[WHAT YOU HAVE TO DO] Take the line with "Give me a plain-text" and every line after it, through the end of the listing, and give them again exactly, pictures excluded.

[SOURCE DATA]
** Begin **

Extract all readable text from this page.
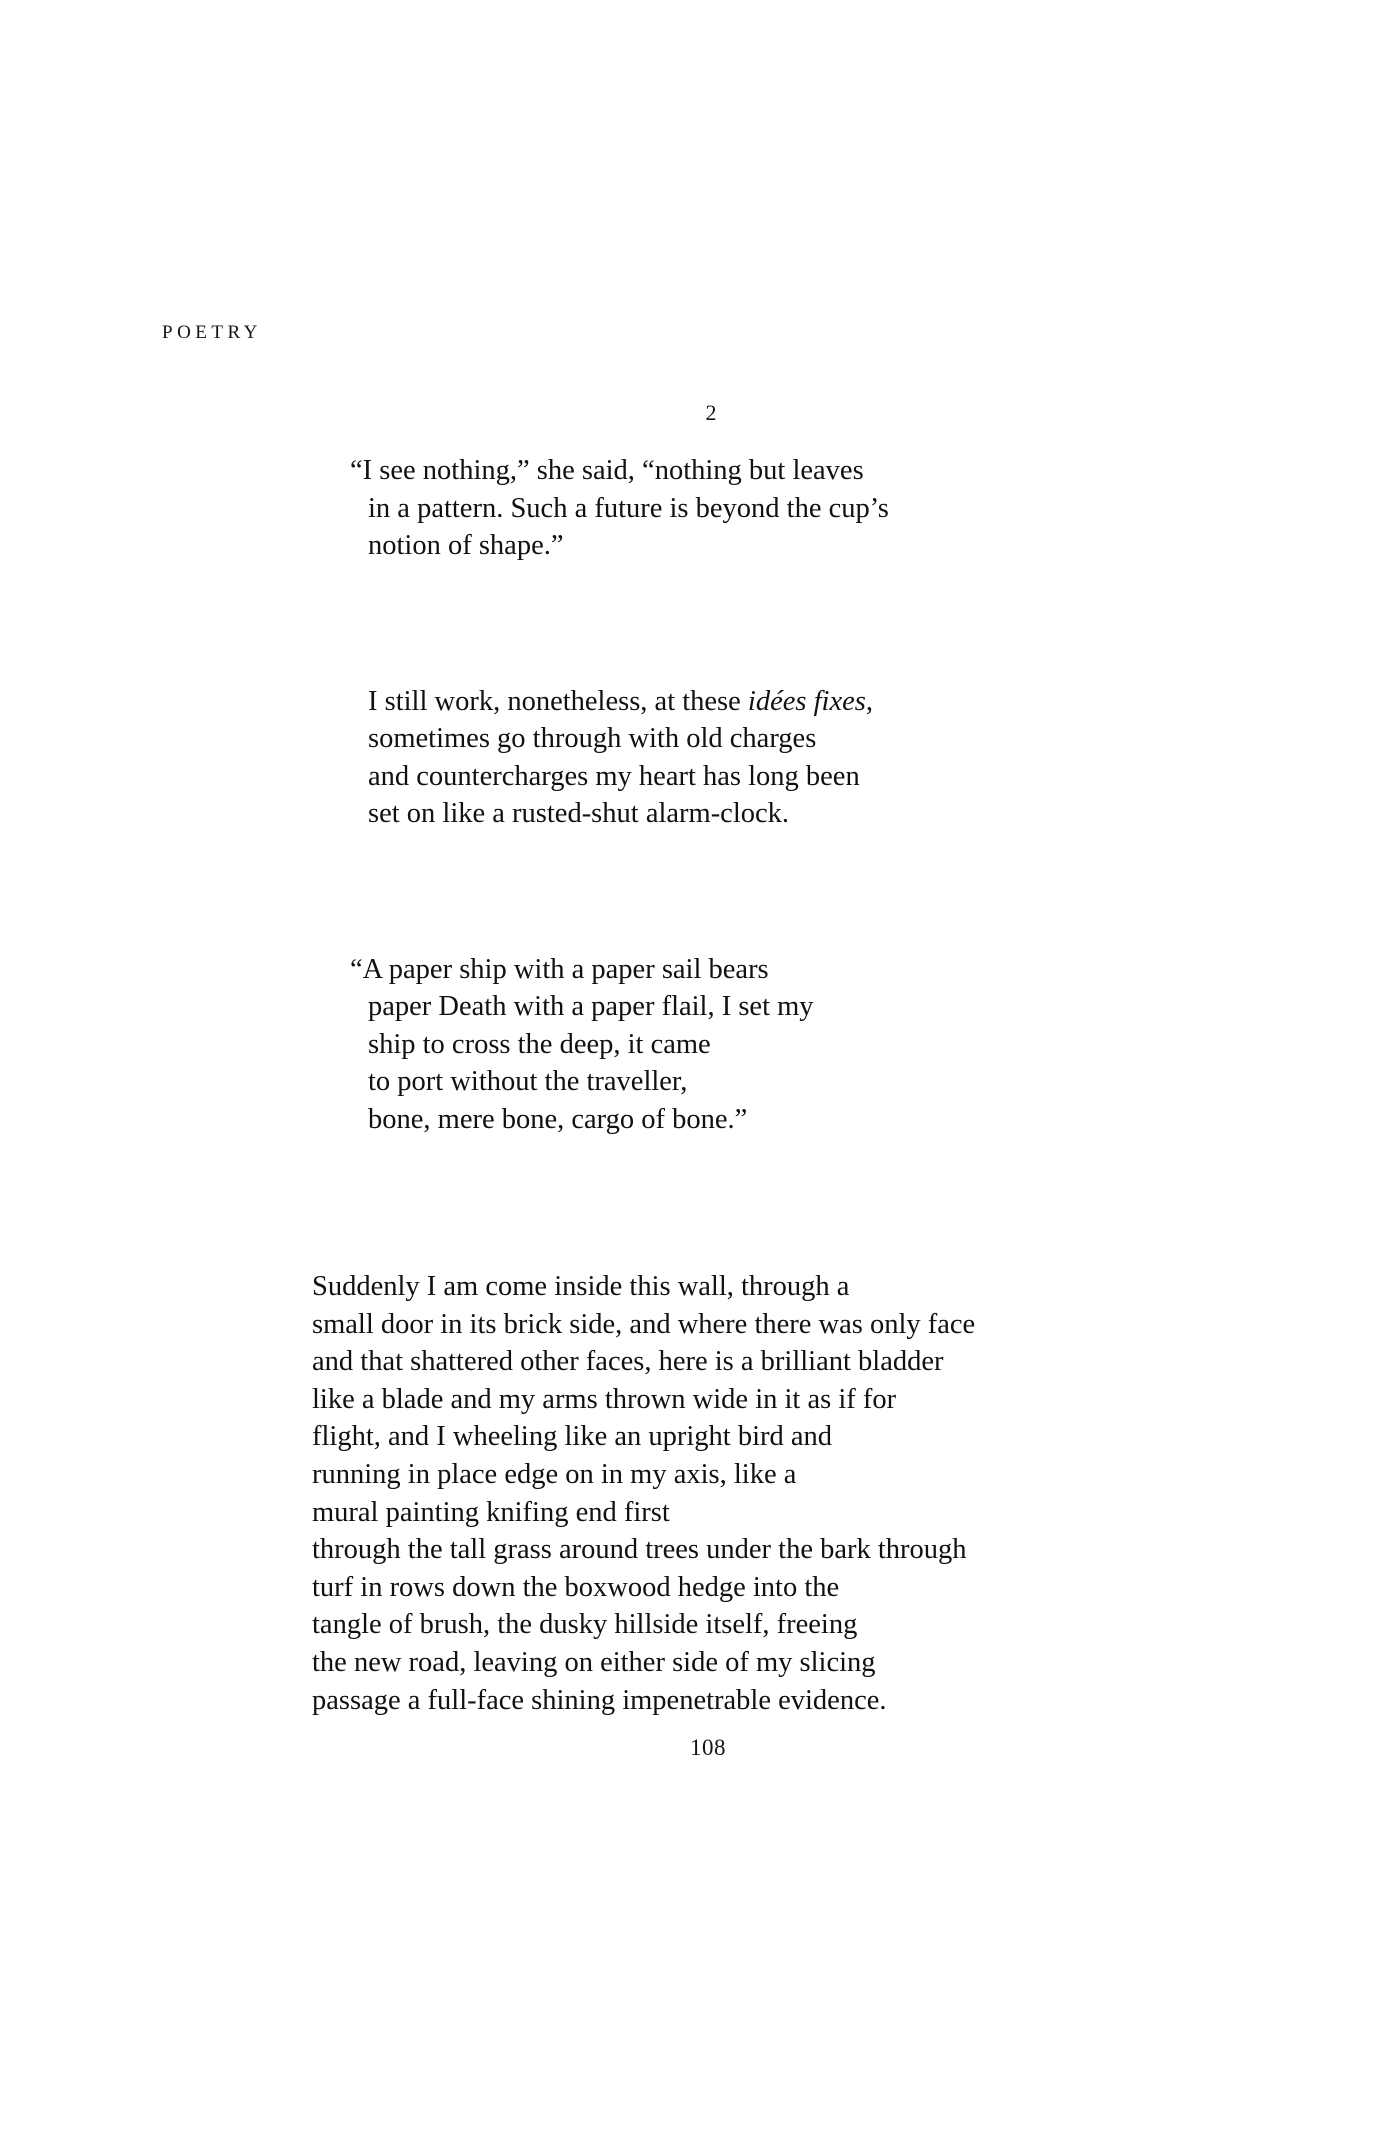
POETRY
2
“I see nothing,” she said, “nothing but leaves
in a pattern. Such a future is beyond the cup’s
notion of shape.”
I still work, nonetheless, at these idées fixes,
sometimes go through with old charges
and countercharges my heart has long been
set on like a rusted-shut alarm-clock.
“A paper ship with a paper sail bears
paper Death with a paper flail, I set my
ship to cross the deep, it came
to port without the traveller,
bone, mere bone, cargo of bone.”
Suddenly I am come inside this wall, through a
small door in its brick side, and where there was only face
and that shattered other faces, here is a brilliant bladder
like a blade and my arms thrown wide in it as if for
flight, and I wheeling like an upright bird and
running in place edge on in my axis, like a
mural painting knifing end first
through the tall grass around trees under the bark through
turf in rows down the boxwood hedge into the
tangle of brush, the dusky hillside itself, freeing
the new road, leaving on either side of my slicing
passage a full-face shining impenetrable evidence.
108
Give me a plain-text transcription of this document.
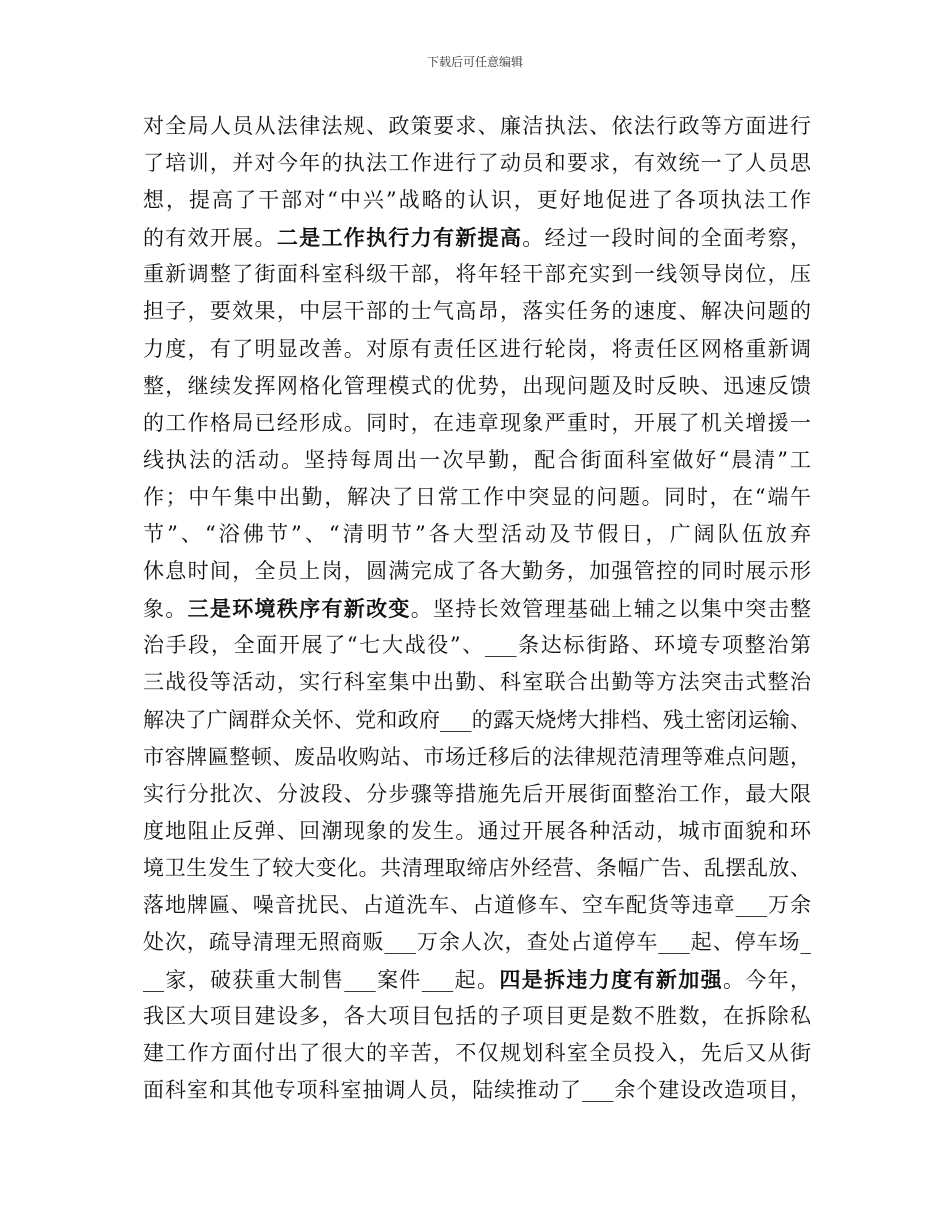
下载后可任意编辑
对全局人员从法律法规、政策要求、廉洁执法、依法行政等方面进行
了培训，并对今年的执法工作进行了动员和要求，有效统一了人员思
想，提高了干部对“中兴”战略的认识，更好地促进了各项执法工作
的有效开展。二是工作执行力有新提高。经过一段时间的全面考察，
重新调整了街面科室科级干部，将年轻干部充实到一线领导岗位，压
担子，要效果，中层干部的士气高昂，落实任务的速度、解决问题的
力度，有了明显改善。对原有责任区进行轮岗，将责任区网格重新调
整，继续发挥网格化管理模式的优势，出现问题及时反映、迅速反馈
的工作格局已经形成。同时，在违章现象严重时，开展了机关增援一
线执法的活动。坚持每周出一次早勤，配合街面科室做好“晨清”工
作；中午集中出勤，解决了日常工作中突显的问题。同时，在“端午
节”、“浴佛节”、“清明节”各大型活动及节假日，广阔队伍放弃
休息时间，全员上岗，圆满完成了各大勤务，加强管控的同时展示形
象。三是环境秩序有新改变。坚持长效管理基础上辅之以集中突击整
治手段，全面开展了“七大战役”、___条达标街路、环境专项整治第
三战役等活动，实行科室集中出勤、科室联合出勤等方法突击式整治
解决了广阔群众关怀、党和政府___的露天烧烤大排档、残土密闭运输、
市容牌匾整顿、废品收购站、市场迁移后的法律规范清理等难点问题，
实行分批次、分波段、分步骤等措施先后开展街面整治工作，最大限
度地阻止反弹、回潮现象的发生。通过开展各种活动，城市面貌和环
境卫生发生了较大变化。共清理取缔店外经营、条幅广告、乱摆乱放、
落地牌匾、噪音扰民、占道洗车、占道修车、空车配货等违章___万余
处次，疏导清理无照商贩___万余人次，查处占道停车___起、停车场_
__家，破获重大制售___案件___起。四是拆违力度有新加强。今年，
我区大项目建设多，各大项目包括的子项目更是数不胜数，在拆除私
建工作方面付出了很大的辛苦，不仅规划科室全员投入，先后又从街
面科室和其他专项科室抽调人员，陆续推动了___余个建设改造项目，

** End **

[SOLVED PROBLEM]
Give me a plain-text transcription of this document.
下载后可任意编辑
对全局人员从法律法规、政策要求、廉洁执法、依法行政等方面进行
了培训，并对今年的执法工作进行了动员和要求，有效统一了人员思
想，提高了干部对“中兴”战略的认识，更好地促进了各项执法工作
的有效开展。二是工作执行力有新提高。经过一段时间的全面考察，
重新调整了街面科室科级干部，将年轻干部充实到一线领导岗位，压
担子，要效果，中层干部的士气高昂，落实任务的速度、解决问题的
力度，有了明显改善。对原有责任区进行轮岗，将责任区网格重新调
整，继续发挥网格化管理模式的优势，出现问题及时反映、迅速反馈
的工作格局已经形成。同时，在违章现象严重时，开展了机关增援一
线执法的活动。坚持每周出一次早勤，配合街面科室做好“晨清”工
作；中午集中出勤，解决了日常工作中突显的问题。同时，在“端午
节”、“浴佛节”、“清明节”各大型活动及节假日，广阔队伍放弃
休息时间，全员上岗，圆满完成了各大勤务，加强管控的同时展示形
象。三是环境秩序有新改变。坚持长效管理基础上辅之以集中突击整
治手段，全面开展了“七大战役”、___条达标街路、环境专项整治第
三战役等活动，实行科室集中出勤、科室联合出勤等方法突击式整治
解决了广阔群众关怀、党和政府___的露天烧烤大排档、残土密闭运输、
市容牌匾整顿、废品收购站、市场迁移后的法律规范清理等难点问题，
实行分批次、分波段、分步骤等措施先后开展街面整治工作，最大限
度地阻止反弹、回潮现象的发生。通过开展各种活动，城市面貌和环
境卫生发生了较大变化。共清理取缔店外经营、条幅广告、乱摆乱放、
落地牌匾、噪音扰民、占道洗车、占道修车、空车配货等违章___万余
处次，疏导清理无照商贩___万余人次，查处占道停车___起、停车场_
__家，破获重大制售___案件___起。四是拆违力度有新加强。今年，
我区大项目建设多，各大项目包括的子项目更是数不胜数，在拆除私
建工作方面付出了很大的辛苦，不仅规划科室全员投入，先后又从街
面科室和其他专项科室抽调人员，陆续推动了___余个建设改造项目，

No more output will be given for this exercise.